Quoted passage >>
We are living in a time of unprecedented surveillance. Governments and private corporations gather increasing amounts of information about citizens; employers monitor more and more aspects of their employees’ lives; CCTV cameras are ubiquitous in urban public spaces; spying on people over social media sites has become a pervasive pastime; and we are even increasingly engaging in self-surveillance through the use of health and fitness monitors. The era’s preeminent medium of communication the internet, in fact, is built upon an economic model of mass surveillance (Lanier, 2013). The new practices of surveillance that characterize late modern society present unique challenges to sociolinguists, first because surveillance has become central to many practices we normally concern ourselves with, from education to migration, second, because these new practices of surveillance have reshaped the way we conduct social interaction, and finally because sociolinguists themselves are increasingly being recruited as accomplices in government and industry sponsored practices of surveillance in areas such as immigration, and crime prevention. At the same time, surveillance is not a new phenomena; numerous scholars from Bateson to Goffman have argued that all social interaction is to some degree predicated on practices of surveillance (Jones, 2017).

Recorded data >>
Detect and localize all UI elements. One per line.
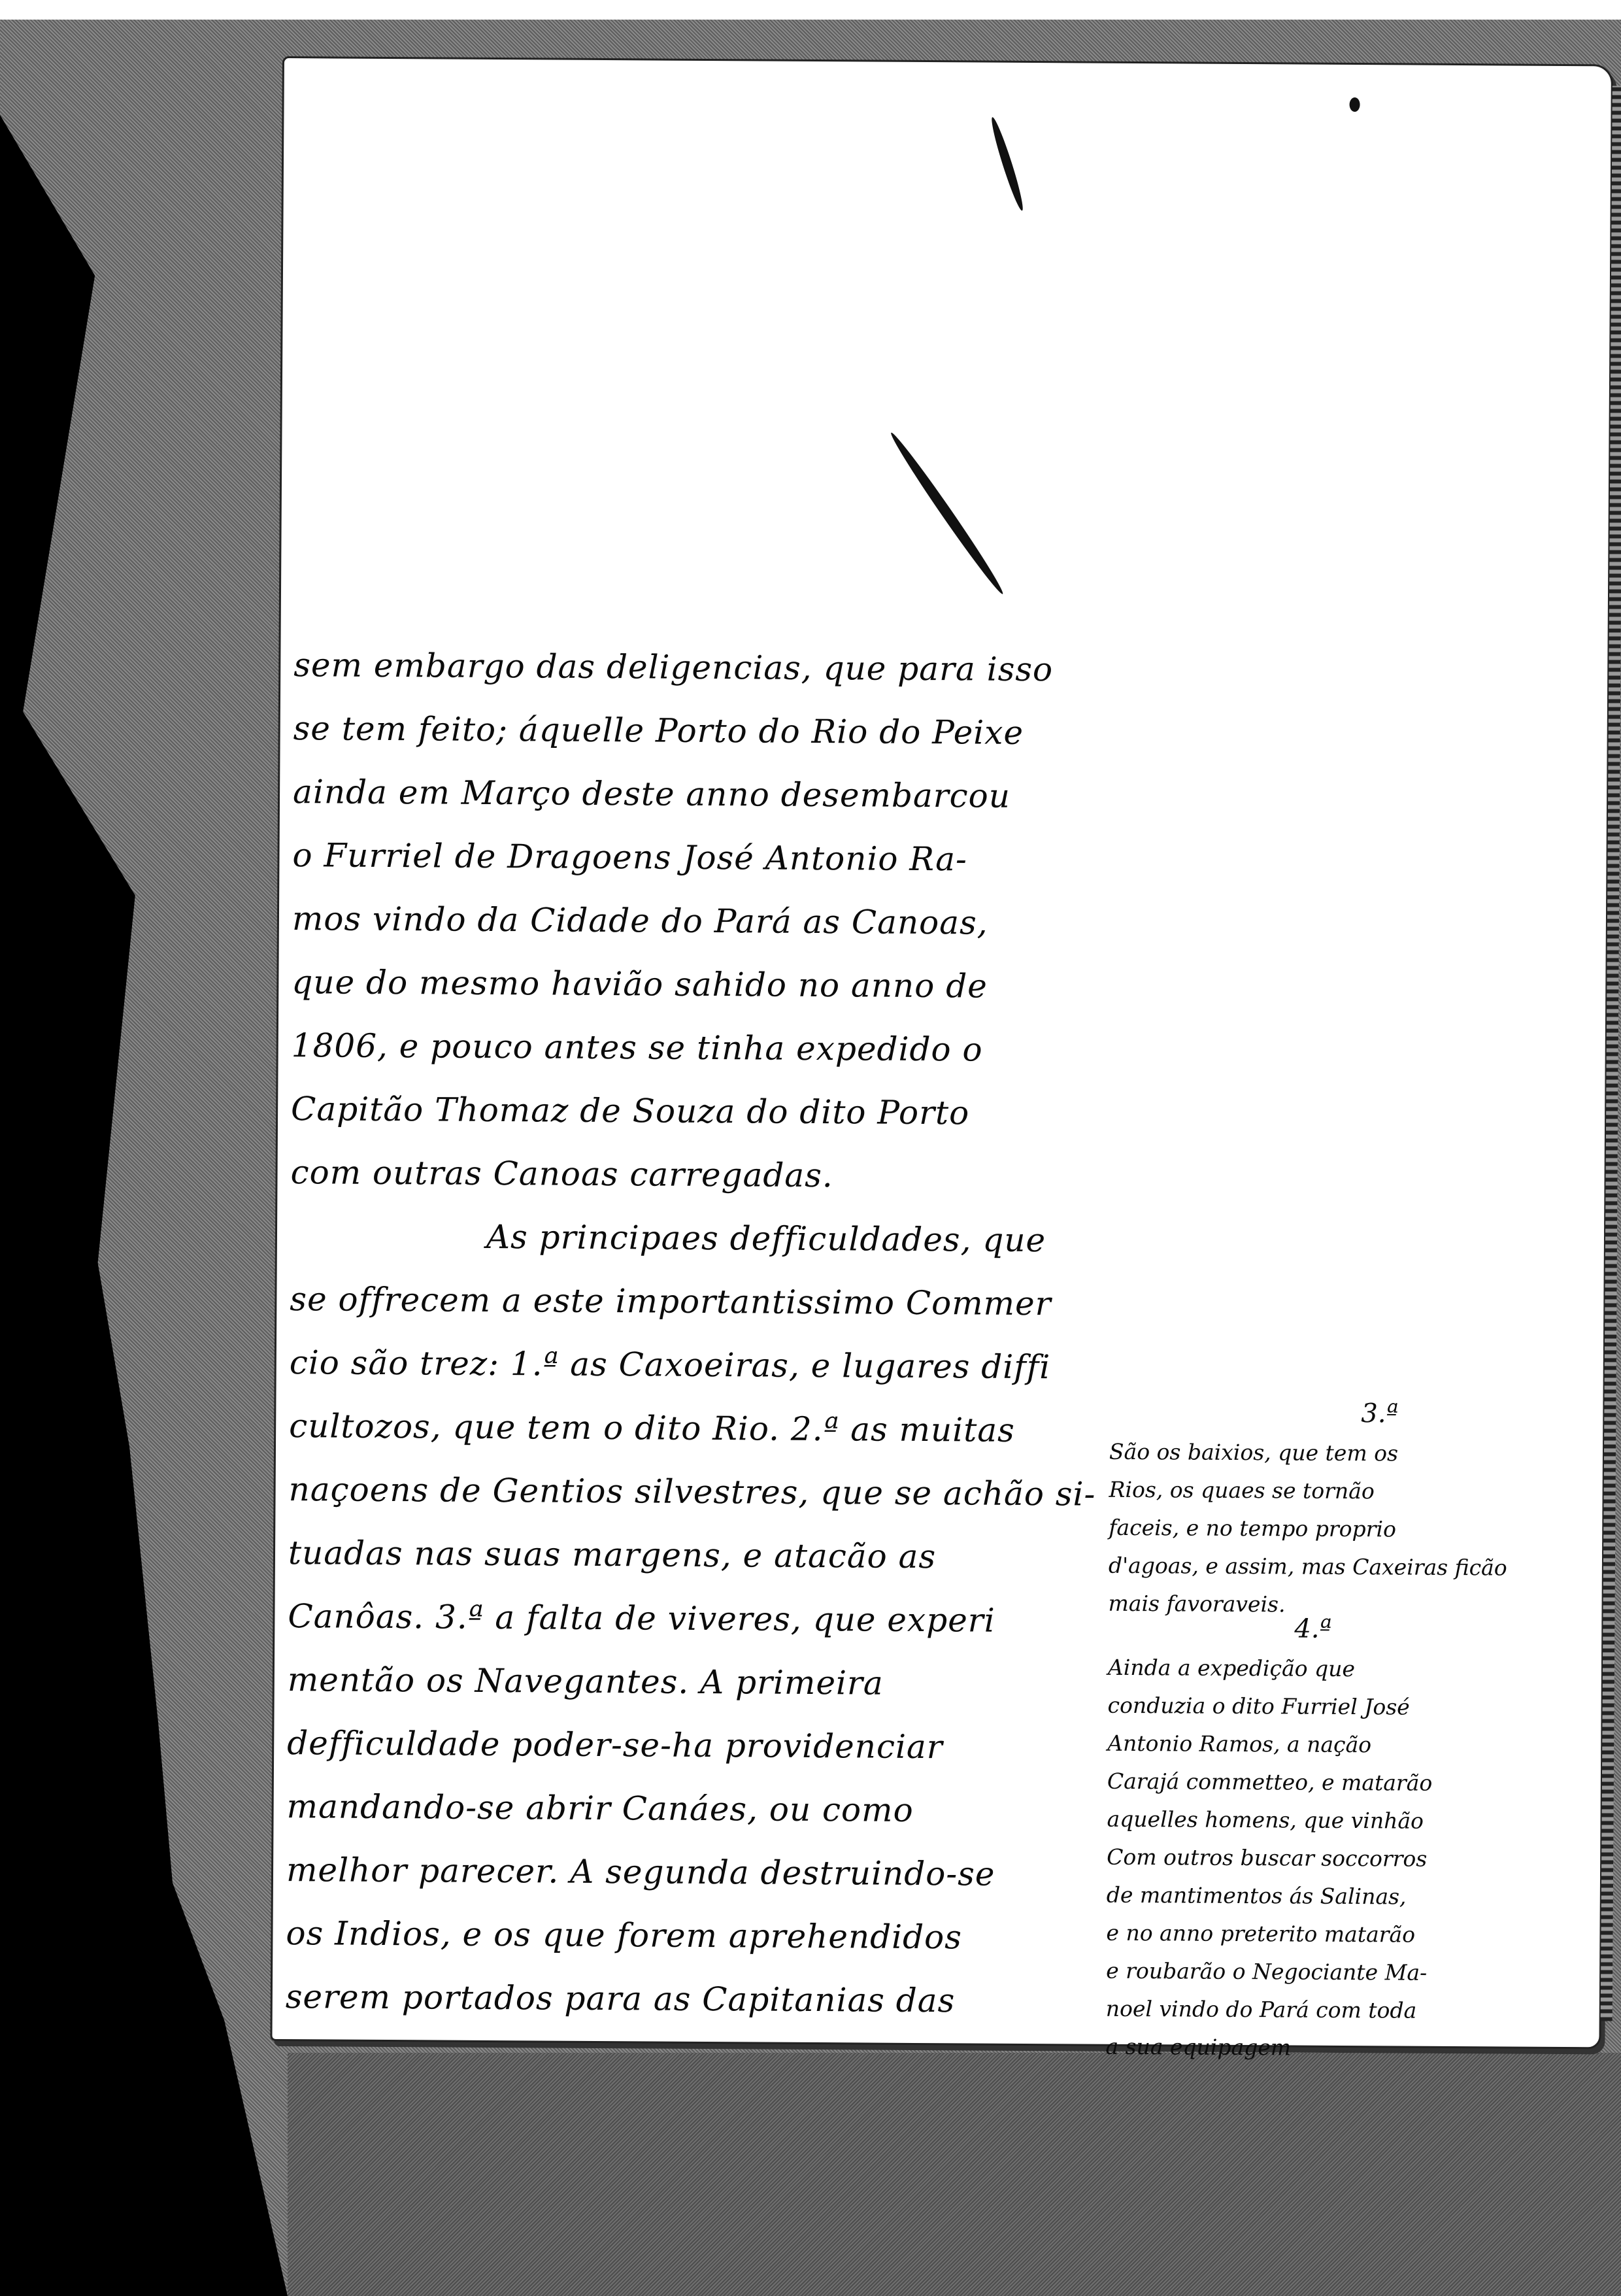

Exercise details >> How would you translate the sentence "We are living in a time of unprecedented surveillance." from the passage on surveillance into Spanish?

Response to the exercise >> Vivimos en una época de vigilancia sin precedentes.